#### What to do:
Select every line holding the word "Monitor" and copy it.

#### Given data:
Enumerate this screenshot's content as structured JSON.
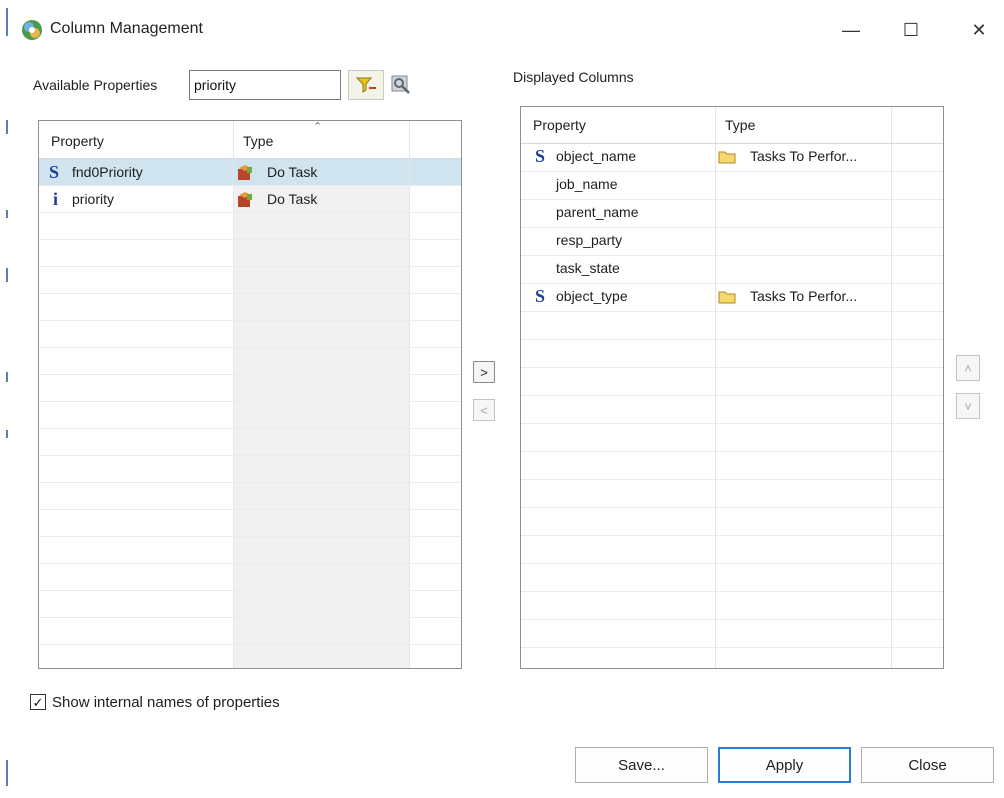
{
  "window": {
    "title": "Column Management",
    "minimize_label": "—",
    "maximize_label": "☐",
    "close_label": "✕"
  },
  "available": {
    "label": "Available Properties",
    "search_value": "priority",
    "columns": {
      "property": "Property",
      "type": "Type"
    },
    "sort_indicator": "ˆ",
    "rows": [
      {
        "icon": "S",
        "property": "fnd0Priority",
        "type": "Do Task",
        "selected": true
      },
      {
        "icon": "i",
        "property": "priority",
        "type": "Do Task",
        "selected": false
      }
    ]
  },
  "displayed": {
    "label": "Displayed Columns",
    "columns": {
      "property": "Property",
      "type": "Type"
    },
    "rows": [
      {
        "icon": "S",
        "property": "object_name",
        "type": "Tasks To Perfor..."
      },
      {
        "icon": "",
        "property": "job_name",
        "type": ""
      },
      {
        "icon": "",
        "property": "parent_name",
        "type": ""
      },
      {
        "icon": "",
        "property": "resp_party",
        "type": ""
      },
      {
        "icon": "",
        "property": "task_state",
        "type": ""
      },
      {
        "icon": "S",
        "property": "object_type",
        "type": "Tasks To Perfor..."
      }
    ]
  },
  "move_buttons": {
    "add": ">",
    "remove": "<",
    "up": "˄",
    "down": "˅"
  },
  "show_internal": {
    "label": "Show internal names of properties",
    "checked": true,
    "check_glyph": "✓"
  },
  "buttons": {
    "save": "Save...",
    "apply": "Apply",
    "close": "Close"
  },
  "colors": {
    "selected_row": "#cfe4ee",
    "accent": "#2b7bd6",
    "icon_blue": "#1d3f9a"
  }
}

---

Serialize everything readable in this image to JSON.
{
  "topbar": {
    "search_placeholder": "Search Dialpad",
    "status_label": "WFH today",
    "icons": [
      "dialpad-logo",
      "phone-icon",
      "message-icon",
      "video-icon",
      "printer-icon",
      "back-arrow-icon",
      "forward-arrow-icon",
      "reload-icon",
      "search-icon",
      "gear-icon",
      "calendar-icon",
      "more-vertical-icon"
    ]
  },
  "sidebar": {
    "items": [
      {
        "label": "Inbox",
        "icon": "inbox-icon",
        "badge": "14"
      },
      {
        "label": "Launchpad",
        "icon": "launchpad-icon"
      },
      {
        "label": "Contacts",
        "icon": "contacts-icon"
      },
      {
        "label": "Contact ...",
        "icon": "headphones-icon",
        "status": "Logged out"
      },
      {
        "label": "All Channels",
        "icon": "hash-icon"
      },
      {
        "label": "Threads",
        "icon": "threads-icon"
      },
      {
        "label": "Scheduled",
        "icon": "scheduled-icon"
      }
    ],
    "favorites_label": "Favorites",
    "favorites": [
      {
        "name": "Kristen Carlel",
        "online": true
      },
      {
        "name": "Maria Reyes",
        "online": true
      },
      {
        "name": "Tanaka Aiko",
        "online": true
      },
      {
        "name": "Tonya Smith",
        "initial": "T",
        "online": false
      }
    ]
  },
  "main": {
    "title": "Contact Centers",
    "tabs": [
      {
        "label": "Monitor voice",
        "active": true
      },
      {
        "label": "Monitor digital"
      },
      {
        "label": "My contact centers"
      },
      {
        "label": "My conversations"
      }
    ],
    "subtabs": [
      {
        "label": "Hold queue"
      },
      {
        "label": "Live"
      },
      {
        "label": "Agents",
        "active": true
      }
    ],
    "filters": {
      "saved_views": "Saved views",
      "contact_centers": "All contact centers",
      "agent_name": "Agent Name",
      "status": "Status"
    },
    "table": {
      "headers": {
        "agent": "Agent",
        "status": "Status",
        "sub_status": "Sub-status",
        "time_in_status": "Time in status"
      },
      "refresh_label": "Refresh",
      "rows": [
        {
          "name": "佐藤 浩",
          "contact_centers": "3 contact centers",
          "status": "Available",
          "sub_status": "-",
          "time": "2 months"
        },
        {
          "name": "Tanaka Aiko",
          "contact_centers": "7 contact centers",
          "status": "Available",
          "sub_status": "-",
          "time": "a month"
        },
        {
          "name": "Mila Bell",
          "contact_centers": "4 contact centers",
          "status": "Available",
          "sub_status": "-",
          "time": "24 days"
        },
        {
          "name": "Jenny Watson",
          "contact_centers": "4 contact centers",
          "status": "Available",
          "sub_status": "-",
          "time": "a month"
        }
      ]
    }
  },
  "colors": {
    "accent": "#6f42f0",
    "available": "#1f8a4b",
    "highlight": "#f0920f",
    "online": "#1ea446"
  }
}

#### Correct response:
        "label": "Monitor voice",
        "label": "Monitor digital"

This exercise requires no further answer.